*演習問題*
(1) 筺体の吸光処理に関する文章について、次の記述(a)〜(c)が本文の内容と一致するかを判断してください。(a) 天板101aおよび左右の側板101bは、艶消しの黒で着色された吸光素材で形成されている。(b) 天板101aと左右の側板101bの吸光処理の色は、同じ色でなければならない。(c) 本実施形態では、吸光処理は各板の片面のみに施されている。各記述に「はい」または「いいえ」で答え、判断の根拠となる本文の語句を原文のまま引用してください。
(2) 筺体の吸光処理に関する文章を、最後の文の後から書き進めてください。
==== ページ抜粋
図4に示すように、天板101aおよび透明板102は、それぞれ4本の柱101cにより支持される横枠101dによって、それぞれの板の周囲が保持される。筺体101の天板101aおよび左右の側板101bは、艶消しの黒で着色された吸光素材で形成されている。これにより、後述されるように、撮像時において、ワークと背景とのコントラストを大きくすることができる。また、艶消しの黒の形成による吸光処理によって、ロボットアームなどの機器の反射光により、機器の反射光が撮像画像に映り込むことを防止することもできる。なお、本実施形態では、天板101aおよび左右の側板101bの吸光処理は、それぞれの板の両面に施すものであるが、この形態に限られない。筺体101の内部空間内、すなわち、それぞれの板部材の照射部による照射光を用い撮像が行われる側に少なくとも前述の吸光処理がなされていればよい。また、吸光処理の色は、天板101aおよび左右の側板101bのそれぞれが同じ色である必要はなく、異なる色であってもよい。要は、ワーク107とのコントラストを増して適切な画像を取得することができればよい。
========
==== データ内容
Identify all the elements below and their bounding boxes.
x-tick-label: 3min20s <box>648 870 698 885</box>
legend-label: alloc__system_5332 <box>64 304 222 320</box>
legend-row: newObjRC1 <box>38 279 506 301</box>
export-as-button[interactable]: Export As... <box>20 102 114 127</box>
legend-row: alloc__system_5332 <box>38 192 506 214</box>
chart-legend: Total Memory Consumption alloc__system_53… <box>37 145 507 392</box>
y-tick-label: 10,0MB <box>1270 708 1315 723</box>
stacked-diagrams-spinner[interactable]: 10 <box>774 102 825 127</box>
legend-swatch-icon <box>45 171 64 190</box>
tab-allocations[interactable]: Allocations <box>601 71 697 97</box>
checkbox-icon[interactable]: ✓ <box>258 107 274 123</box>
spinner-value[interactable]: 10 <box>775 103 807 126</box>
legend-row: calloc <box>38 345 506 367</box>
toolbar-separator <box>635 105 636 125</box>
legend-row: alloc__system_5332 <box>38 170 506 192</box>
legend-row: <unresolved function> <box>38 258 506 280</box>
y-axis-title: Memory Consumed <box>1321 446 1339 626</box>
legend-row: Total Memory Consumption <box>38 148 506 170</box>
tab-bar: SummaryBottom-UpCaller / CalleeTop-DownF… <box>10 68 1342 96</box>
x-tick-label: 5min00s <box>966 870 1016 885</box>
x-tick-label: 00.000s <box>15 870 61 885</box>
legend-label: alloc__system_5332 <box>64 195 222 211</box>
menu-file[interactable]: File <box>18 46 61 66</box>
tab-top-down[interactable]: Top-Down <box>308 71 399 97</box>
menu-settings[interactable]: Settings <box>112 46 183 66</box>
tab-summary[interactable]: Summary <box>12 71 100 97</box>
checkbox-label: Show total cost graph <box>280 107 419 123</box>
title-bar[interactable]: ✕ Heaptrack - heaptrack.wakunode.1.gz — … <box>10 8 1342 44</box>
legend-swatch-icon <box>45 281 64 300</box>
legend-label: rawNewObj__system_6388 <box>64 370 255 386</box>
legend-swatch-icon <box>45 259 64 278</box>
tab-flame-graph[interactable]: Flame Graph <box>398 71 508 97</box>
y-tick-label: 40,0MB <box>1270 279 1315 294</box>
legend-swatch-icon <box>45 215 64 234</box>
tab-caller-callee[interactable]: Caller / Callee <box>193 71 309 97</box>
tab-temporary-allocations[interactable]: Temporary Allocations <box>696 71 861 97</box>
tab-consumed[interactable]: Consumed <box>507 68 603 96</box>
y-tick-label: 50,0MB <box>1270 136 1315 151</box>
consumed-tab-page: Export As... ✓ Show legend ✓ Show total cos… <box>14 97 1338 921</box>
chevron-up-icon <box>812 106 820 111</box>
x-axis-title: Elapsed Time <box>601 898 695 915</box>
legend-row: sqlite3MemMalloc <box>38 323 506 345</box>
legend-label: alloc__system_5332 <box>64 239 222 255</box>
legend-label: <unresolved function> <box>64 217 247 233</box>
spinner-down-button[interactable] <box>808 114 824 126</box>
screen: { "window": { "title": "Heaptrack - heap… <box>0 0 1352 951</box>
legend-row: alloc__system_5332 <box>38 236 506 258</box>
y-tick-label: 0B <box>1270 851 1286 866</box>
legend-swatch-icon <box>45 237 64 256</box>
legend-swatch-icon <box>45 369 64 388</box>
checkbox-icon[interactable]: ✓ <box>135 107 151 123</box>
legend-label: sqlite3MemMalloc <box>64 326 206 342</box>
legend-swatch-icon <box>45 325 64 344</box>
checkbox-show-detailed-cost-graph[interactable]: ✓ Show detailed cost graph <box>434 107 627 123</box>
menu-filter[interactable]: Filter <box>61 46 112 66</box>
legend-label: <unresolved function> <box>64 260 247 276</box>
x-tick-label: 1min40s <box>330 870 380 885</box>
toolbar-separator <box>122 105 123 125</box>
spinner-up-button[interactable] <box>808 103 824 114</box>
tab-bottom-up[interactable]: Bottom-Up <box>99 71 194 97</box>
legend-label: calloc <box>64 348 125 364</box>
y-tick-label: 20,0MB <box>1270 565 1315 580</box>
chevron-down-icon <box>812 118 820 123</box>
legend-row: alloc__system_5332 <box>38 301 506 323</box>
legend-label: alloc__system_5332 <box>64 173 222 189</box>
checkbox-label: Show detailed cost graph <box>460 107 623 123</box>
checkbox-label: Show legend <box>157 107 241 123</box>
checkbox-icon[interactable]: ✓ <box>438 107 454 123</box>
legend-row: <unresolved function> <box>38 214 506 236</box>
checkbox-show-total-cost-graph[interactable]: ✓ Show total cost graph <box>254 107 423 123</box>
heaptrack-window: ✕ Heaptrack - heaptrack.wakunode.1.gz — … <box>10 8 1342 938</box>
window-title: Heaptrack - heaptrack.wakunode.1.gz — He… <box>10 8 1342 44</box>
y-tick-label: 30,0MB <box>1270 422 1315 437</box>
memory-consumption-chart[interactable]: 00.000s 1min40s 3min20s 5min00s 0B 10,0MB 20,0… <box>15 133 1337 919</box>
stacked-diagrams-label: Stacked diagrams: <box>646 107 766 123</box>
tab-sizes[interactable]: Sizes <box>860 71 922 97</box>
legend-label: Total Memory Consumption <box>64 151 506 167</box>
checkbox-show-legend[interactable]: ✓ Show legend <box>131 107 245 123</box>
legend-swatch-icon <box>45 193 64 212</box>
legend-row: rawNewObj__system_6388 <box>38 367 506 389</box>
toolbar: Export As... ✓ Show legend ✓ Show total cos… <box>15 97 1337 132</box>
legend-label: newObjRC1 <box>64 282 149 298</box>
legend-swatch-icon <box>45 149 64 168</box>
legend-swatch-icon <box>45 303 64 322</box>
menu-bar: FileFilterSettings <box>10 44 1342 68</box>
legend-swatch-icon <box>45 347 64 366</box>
========
*解答*
(1)
(a) はい。「筺体101の天板101aおよび左右の側板101bは、艶消しの黒で着色された吸光素材で形成されている」
(b) いいえ。「天板101aおよび左右の側板101bのそれぞれが同じ色である必要はなく、異なる色であってもよい」
(c) いいえ。「本実施形態では、天板101aおよび左右の側板101bの吸光処理は、それぞれの板の両面に施すものである」

(2)
【0031】
図6(a)および(b)は、ワークの識別マークの撮像時の照明を説明する図である。上述したように、第2照射部106からの光は、保持板302の開口302aを介してワーク107の識別マークが設けられた箇所を照射する。この際、第2照射部106からの光の一部は、空気吸引用のチューブ109に当たって反射し、他の一部は空気吸引用のチューブ109及び拡散板110を通り、拡散光としてワーク107の識別マークに照射される。拡散板110は、搬送部108の構成部品である。本実施形態では、拡散板110はすりガラスで形成される。このように拡散板110による拡散光を用いることにより、識別マークの撮像を安定させることができる。
【0032】
図6(a)~(d)は、本発明の一実施形態に係るワーク撮像システム100による撮像処理を説明する図である。本実施形態では、撮像によって、ワーク107の識別マークを取得する処理と、ワーク107の外形を取得して保持部108bに対するワーク107の位置を取得する処理(以下、「アライメント」とも言う)を行う。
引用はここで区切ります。